Task brief =>
The data below must be copied in full and without any change.

Recorded data =>
** Start **

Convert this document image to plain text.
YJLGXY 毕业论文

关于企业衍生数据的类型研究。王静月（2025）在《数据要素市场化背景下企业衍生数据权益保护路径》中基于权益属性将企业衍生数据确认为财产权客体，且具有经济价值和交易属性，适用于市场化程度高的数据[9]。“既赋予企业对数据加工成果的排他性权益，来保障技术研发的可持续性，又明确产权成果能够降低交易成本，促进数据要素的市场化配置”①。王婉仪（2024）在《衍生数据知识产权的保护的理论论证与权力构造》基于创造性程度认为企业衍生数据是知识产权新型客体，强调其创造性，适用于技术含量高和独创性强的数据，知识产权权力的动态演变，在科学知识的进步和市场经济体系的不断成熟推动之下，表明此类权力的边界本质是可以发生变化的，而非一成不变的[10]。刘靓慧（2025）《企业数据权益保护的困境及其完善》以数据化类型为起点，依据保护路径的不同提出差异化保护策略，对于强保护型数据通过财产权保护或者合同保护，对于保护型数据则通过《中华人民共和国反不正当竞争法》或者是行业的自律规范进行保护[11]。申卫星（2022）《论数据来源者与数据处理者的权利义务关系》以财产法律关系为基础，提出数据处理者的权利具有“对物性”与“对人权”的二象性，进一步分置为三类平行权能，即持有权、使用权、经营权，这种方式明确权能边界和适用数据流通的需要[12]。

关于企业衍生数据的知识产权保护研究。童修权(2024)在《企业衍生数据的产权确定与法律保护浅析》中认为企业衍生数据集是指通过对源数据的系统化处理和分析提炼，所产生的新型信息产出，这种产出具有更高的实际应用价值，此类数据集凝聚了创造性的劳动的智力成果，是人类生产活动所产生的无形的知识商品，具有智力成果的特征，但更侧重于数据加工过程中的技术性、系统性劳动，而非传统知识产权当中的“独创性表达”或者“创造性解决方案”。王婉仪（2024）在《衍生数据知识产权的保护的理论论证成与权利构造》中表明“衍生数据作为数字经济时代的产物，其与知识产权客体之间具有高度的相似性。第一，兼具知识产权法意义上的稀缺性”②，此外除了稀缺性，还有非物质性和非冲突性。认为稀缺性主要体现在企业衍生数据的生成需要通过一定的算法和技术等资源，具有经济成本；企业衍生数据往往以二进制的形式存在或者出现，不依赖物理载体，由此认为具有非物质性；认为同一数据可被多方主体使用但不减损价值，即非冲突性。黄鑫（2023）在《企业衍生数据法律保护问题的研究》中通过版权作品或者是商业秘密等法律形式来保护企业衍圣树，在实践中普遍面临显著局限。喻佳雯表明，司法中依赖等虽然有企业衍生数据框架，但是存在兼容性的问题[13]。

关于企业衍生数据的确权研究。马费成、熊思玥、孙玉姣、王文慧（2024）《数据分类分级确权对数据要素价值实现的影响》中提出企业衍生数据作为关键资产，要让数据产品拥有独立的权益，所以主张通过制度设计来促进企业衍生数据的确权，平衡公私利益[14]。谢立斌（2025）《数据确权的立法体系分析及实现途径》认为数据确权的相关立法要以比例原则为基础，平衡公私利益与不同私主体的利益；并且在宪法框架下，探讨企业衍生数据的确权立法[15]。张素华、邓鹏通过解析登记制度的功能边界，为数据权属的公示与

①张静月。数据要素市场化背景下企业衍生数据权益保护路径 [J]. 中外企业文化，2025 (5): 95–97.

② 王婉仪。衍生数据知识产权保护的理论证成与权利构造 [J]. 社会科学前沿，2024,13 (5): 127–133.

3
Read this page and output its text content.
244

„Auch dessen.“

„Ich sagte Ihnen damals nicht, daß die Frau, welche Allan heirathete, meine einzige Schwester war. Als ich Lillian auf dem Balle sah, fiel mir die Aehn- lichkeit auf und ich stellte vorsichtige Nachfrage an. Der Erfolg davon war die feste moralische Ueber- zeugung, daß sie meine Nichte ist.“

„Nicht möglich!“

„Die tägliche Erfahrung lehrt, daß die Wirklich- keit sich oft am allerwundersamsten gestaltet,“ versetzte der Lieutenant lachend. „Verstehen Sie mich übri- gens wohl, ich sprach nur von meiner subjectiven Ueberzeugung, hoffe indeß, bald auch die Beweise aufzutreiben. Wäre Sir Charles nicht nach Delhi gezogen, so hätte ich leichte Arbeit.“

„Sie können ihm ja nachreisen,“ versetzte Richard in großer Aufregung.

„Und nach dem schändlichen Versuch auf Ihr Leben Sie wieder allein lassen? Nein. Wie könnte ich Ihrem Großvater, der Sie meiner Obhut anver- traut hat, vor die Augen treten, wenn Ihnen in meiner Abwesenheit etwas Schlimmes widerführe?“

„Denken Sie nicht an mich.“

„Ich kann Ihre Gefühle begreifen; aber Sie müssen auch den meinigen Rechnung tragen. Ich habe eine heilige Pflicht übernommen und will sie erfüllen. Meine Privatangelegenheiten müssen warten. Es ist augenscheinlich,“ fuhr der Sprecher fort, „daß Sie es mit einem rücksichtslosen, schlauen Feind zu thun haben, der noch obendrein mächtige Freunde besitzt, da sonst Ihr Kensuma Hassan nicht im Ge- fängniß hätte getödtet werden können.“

** End **

Task answer =>
Convert this document image to plain text.
YJLGXY 毕业论文

关于企业衍生数据的类型研究。王静月（2025）在《数据要素市场化背景下企业衍生数据权益保护路径》中基于权益属性将企业衍生数据确认为财产权客体，且具有经济价值和交易属性，适用于市场化程度高的数据[9]。“既赋予企业对数据加工成果的排他性权益，来保障技术研发的可持续性，又明确产权成果能够降低交易成本，促进数据要素的市场化配置”①。王婉仪（2024）在《衍生数据知识产权的保护的理论论证与权力构造》基于创造性程度认为企业衍生数据是知识产权新型客体，强调其创造性，适用于技术含量高和独创性强的数据，知识产权权力的动态演变，在科学知识的进步和市场经济体系的不断成熟推动之下，表明此类权力的边界本质是可以发生变化的，而非一成不变的[10]。刘靓慧（2025）《企业数据权益保护的困境及其完善》以数据化类型为起点，依据保护路径的不同提出差异化保护策略，对于强保护型数据通过财产权保护或者合同保护，对于保护型数据则通过《中华人民共和国反不正当竞争法》或者是行业的自律规范进行保护[11]。申卫星（2022）《论数据来源者与数据处理者的权利义务关系》以财产法律关系为基础，提出数据处理者的权利具有“对物性”与“对人权”的二象性，进一步分置为三类平行权能，即持有权、使用权、经营权，这种方式明确权能边界和适用数据流通的需要[12]。

关于企业衍生数据的知识产权保护研究。童修权(2024)在《企业衍生数据的产权确定与法律保护浅析》中认为企业衍生数据集是指通过对源数据的系统化处理和分析提炼，所产生的新型信息产出，这种产出具有更高的实际应用价值，此类数据集凝聚了创造性的劳动的智力成果，是人类生产活动所产生的无形的知识商品，具有智力成果的特征，但更侧重于数据加工过程中的技术性、系统性劳动，而非传统知识产权当中的“独创性表达”或者“创造性解决方案”。王婉仪（2024）在《衍生数据知识产权的保护的理论论证成与权利构造》中表明“衍生数据作为数字经济时代的产物，其与知识产权客体之间具有高度的相似性。第一，兼具知识产权法意义上的稀缺性”②，此外除了稀缺性，还有非物质性和非冲突性。认为稀缺性主要体现在企业衍生数据的生成需要通过一定的算法和技术等资源，具有经济成本；企业衍生数据往往以二进制的形式存在或者出现，不依赖物理载体，由此认为具有非物质性；认为同一数据可被多方主体使用但不减损价值，即非冲突性。黄鑫（2023）在《企业衍生数据法律保护问题的研究》中通过版权作品或者是商业秘密等法律形式来保护企业衍圣树，在实践中普遍面临显著局限。喻佳雯表明，司法中依赖等虽然有企业衍生数据框架，但是存在兼容性的问题[13]。

关于企业衍生数据的确权研究。马费成、熊思玥、孙玉姣、王文慧（2024）《数据分类分级确权对数据要素价值实现的影响》中提出企业衍生数据作为关键资产，要让数据产品拥有独立的权益，所以主张通过制度设计来促进企业衍生数据的确权，平衡公私利益[14]。谢立斌（2025）《数据确权的立法体系分析及实现途径》认为数据确权的相关立法要以比例原则为基础，平衡公私利益与不同私主体的利益；并且在宪法框架下，探讨企业衍生数据的确权立法[15]。张素华、邓鹏通过解析登记制度的功能边界，为数据权属的公示与

①张静月。数据要素市场化背景下企业衍生数据权益保护路径 [J]. 中外企业文化，2025 (5): 95–97.

② 王婉仪。衍生数据知识产权保护的理论证成与权利构造 [J]. 社会科学前沿，2024,13 (5): 127–133.

3
Read this page and output its text content.
244

„Auch dessen.“

„Ich sagte Ihnen damals nicht, daß die Frau, welche Allan heirathete, meine einzige Schwester war. Als ich Lillian auf dem Balle sah, fiel mir die Aehn- lichkeit auf und ich stellte vorsichtige Nachfrage an. Der Erfolg davon war die feste moralische Ueber- zeugung, daß sie meine Nichte ist.“

„Nicht möglich!“

„Die tägliche Erfahrung lehrt, daß die Wirklich- keit sich oft am allerwundersamsten gestaltet,“ versetzte der Lieutenant lachend. „Verstehen Sie mich übri- gens wohl, ich sprach nur von meiner subjectiven Ueberzeugung, hoffe indeß, bald auch die Beweise aufzutreiben. Wäre Sir Charles nicht nach Delhi gezogen, so hätte ich leichte Arbeit.“

„Sie können ihm ja nachreisen,“ versetzte Richard in großer Aufregung.

„Und nach dem schändlichen Versuch auf Ihr Leben Sie wieder allein lassen? Nein. Wie könnte ich Ihrem Großvater, der Sie meiner Obhut anver- traut hat, vor die Augen treten, wenn Ihnen in meiner Abwesenheit etwas Schlimmes widerführe?“

„Denken Sie nicht an mich.“

„Ich kann Ihre Gefühle begreifen; aber Sie müssen auch den meinigen Rechnung tragen. Ich habe eine heilige Pflicht übernommen und will sie erfüllen. Meine Privatangelegenheiten müssen warten. Es ist augenscheinlich,“ fuhr der Sprecher fort, „daß Sie es mit einem rücksichtslosen, schlauen Feind zu thun haben, der noch obendrein mächtige Freunde besitzt, da sonst Ihr Kensuma Hassan nicht im Ge- fängniß hätte getödtet werden können.“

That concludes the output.